* [Data for the task]
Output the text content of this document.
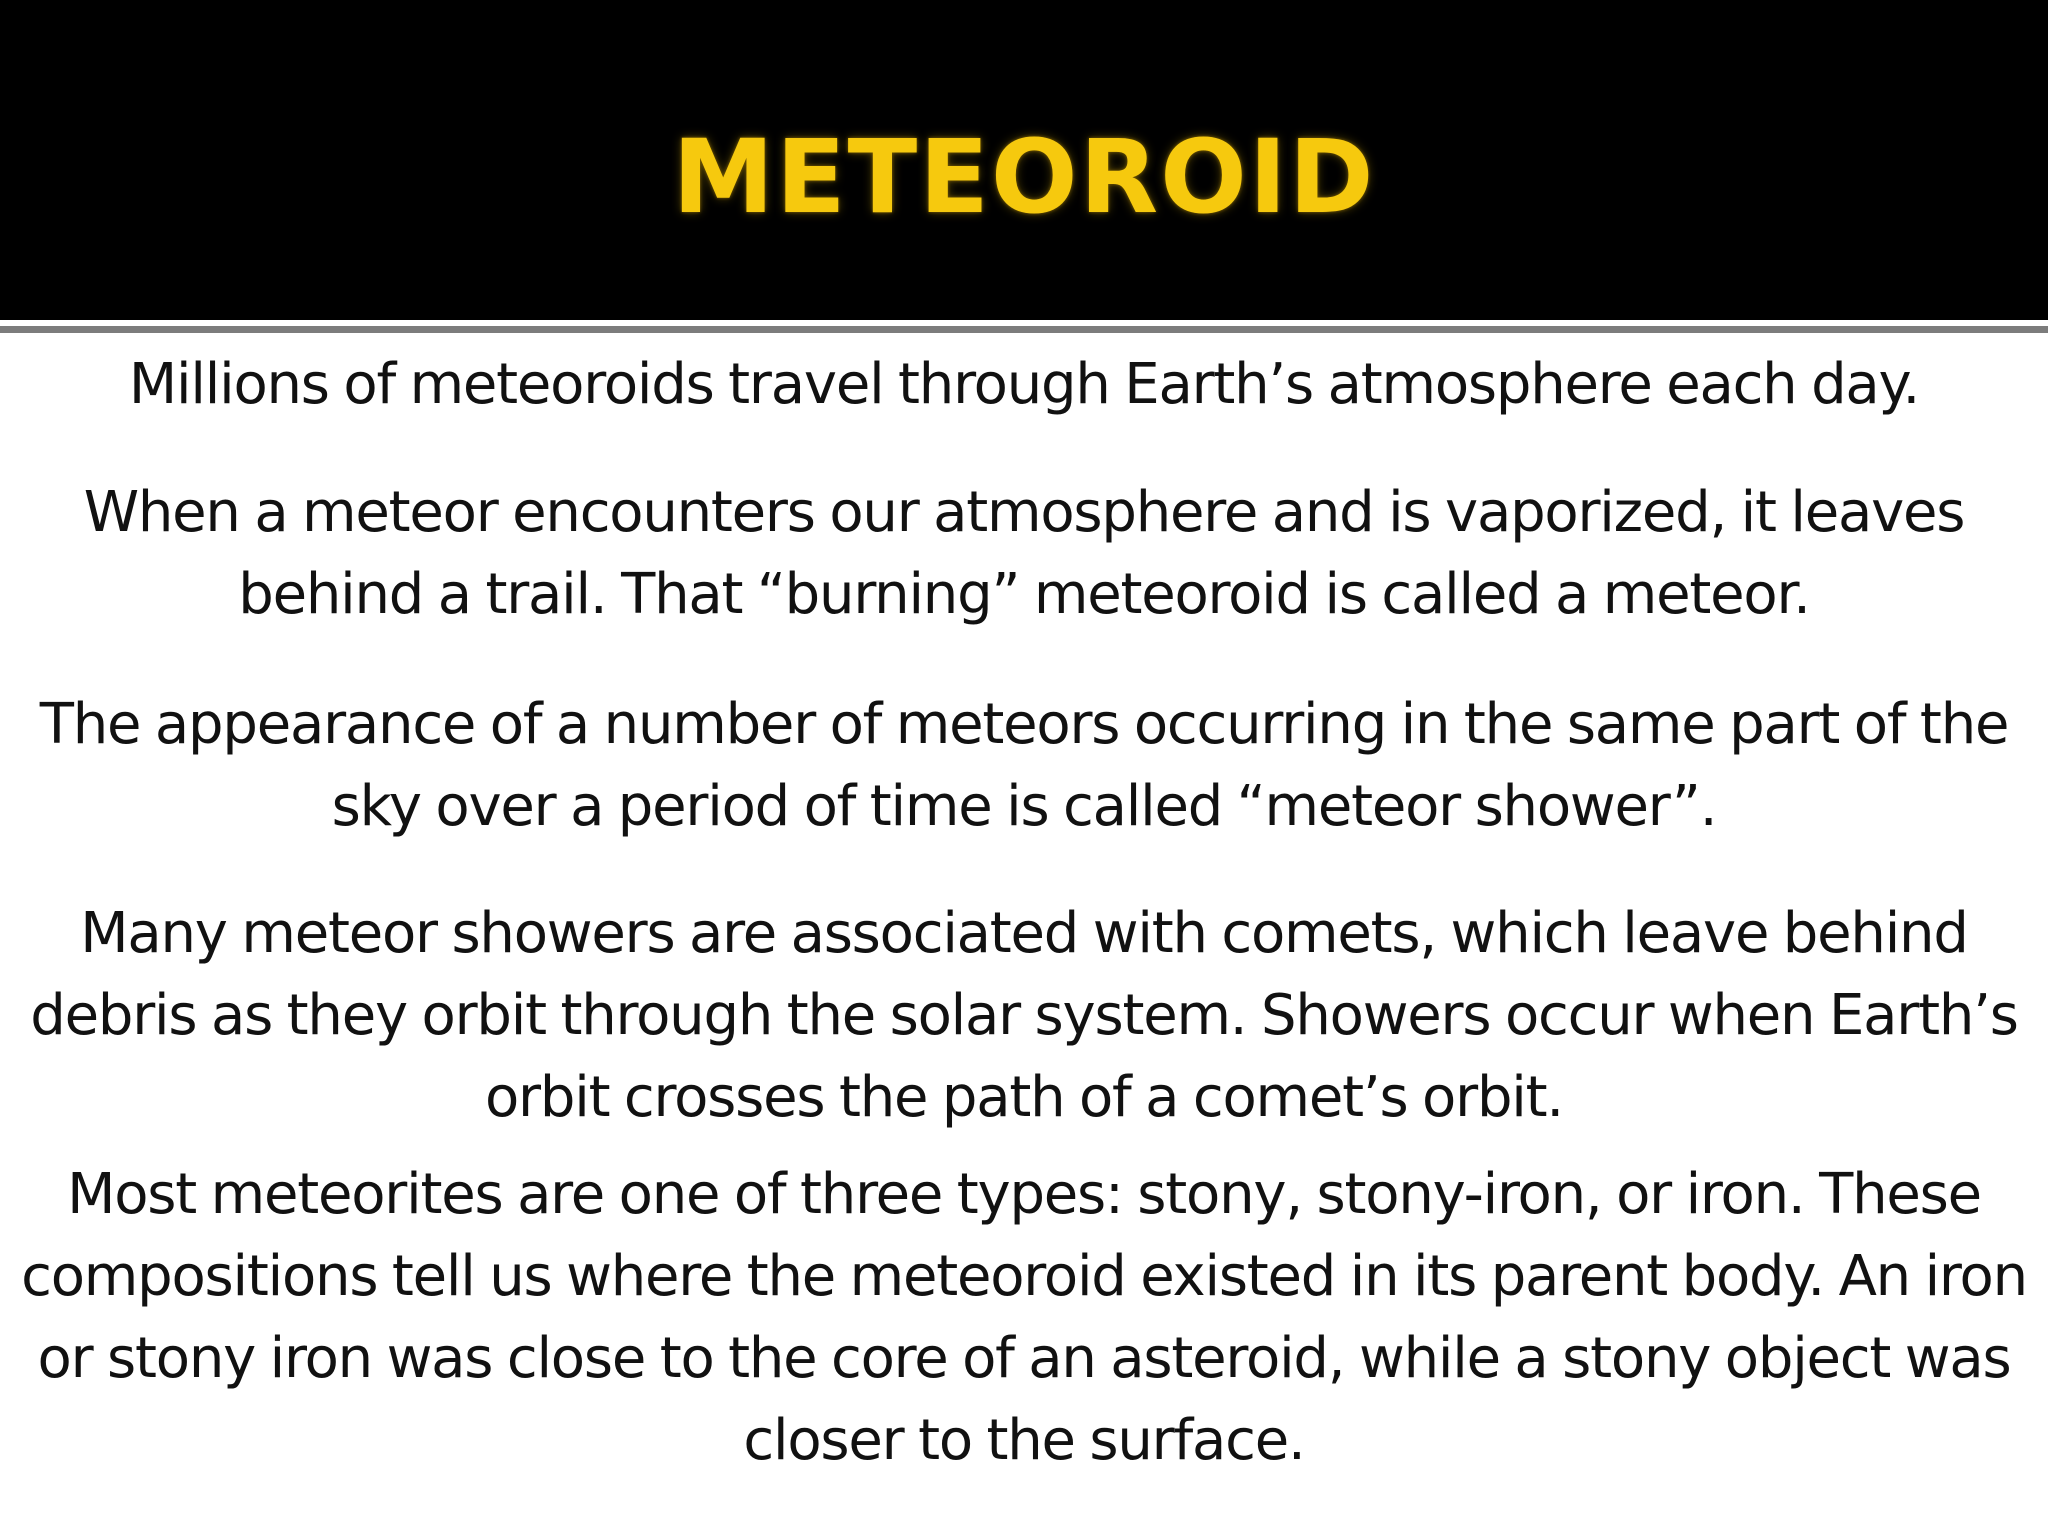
METEOROID

Millions of meteoroids travel through Earth’s atmosphere each day.

When a meteor encounters our atmosphere and is vaporized, it leaves behind a trail. That “burning” meteoroid is called a meteor.

The appearance of a number of meteors occurring in the same part of the sky over a period of time is called “meteor shower”.

Many meteor showers are associated with comets, which leave behind debris as they orbit through the solar system. Showers occur when Earth’s orbit crosses the path of a comet’s orbit.

Most meteorites are one of three types: stony, stony-iron, or iron. These compositions tell us where the meteoroid existed in its parent body. An iron or stony iron was close to the core of an asteroid, while a stony object was closer to the surface.
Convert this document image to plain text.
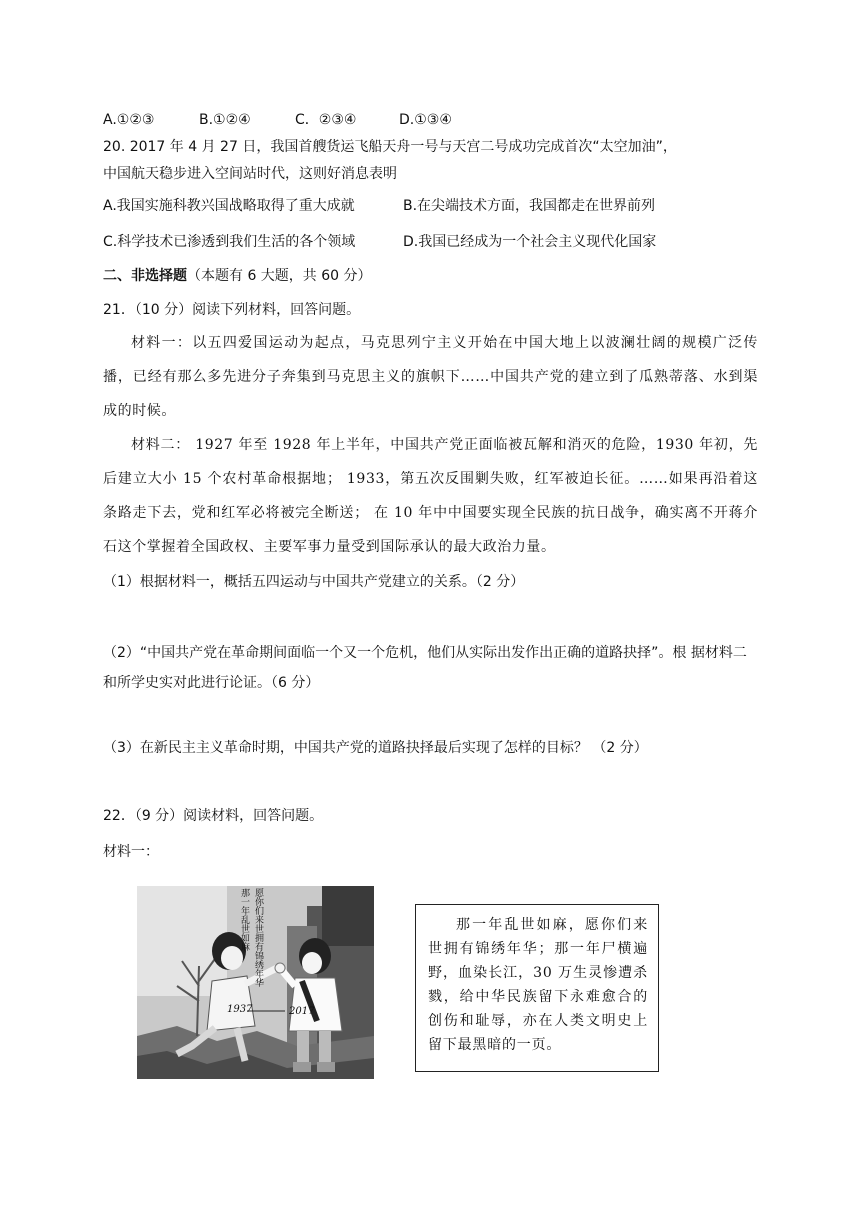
A.①②③	B.①②④	C．②③④	D.①③④
20. 2017 年 4 月 27 日，我国首艘货运飞船天舟一号与天宫二号成功完成首次“太空加油”，
中国航天稳步进入空间站时代，这则好消息表明
A.我国实施科教兴国战略取得了重大成就	B.在尖端技术方面，我国都走在世界前列
C.科学技术已渗透到我们生活的各个领域	D.我国已经成为一个社会主义现代化国家
二、非选择题（本题有 6 大题，共 60 分）
21．（10 分）阅读下列材料，回答问题。

材料一：以五四爱国运动为起点，马克思列宁主义开始在中国大地上以波澜壮阔的规模广泛传播，已经有那么多先进分子奔集到马克思主义的旗帜下……中国共产党的建立到了瓜熟蒂落、水到渠成的时候。

材料二： 1927 年至 1928 年上半年，中国共产党正面临被瓦解和消灭的危险，1930 年初，先后建立大小 15 个农村革命根据地； 1933，第五次反围剿失败，红军被迫长征。……如果再沿着这条路走下去，党和红军必将被完全断送； 在 10 年中中国要实现全民族的抗日战争，确实离不开蒋介石这个掌握着全国政权、主要军事力量受到国际承认的最大政治力量。

（1）根据材料一，概括五四运动与中国共产党建立的关系。（2 分）
（2）“中国共产党在革命期间面临一个又一个危机，他们从实际出发作出正确的道路抉择”。根 据材料二和所学史实对此进行论证。（6 分）
（3）在新民主主义革命时期，中国共产党的道路抉择最后实现了怎样的目标？ （2 分）
22．（9 分）阅读材料，回答问题。
材料一：
那一年乱世如麻 愿你们来世拥有锦绣年华
1937	2017

那一年乱世如麻，愿你们来世拥有锦绣年华；那一年尸横遍野，血染长江，30 万生灵惨遭杀戮，给中华民族留下永难愈合的创伤和耻辱，亦在人类文明史上留下最黑暗的一页。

* [What you need to do] Output only the lines running from the line with "Convert this document image to plain text." through the last line of the entries above, inclusive, with pictures excluded.

* [Task solution]
Convert this document image to plain text.
A.①②③	B.①②④	C．②③④	D.①③④
20. 2017 年 4 月 27 日，我国首艘货运飞船天舟一号与天宫二号成功完成首次“太空加油”，
中国航天稳步进入空间站时代，这则好消息表明
A.我国实施科教兴国战略取得了重大成就	B.在尖端技术方面，我国都走在世界前列
C.科学技术已渗透到我们生活的各个领域	D.我国已经成为一个社会主义现代化国家
二、非选择题（本题有 6 大题，共 60 分）
21．（10 分）阅读下列材料，回答问题。

材料一：以五四爱国运动为起点，马克思列宁主义开始在中国大地上以波澜壮阔的规模广泛传播，已经有那么多先进分子奔集到马克思主义的旗帜下……中国共产党的建立到了瓜熟蒂落、水到渠成的时候。

材料二： 1927 年至 1928 年上半年，中国共产党正面临被瓦解和消灭的危险，1930 年初，先后建立大小 15 个农村革命根据地； 1933，第五次反围剿失败，红军被迫长征。……如果再沿着这条路走下去，党和红军必将被完全断送； 在 10 年中中国要实现全民族的抗日战争，确实离不开蒋介石这个掌握着全国政权、主要军事力量受到国际承认的最大政治力量。

（1）根据材料一，概括五四运动与中国共产党建立的关系。（2 分）
（2）“中国共产党在革命期间面临一个又一个危机，他们从实际出发作出正确的道路抉择”。根 据材料二和所学史实对此进行论证。（6 分）
（3）在新民主主义革命时期，中国共产党的道路抉择最后实现了怎样的目标？ （2 分）
22．（9 分）阅读材料，回答问题。
材料一：
那一年乱世如麻 愿你们来世拥有锦绣年华
1937	2017

那一年乱世如麻，愿你们来世拥有锦绣年华；那一年尸横遍野，血染长江，30 万生灵惨遭杀戮，给中华民族留下永难愈合的创伤和耻辱，亦在人类文明史上留下最黑暗的一页。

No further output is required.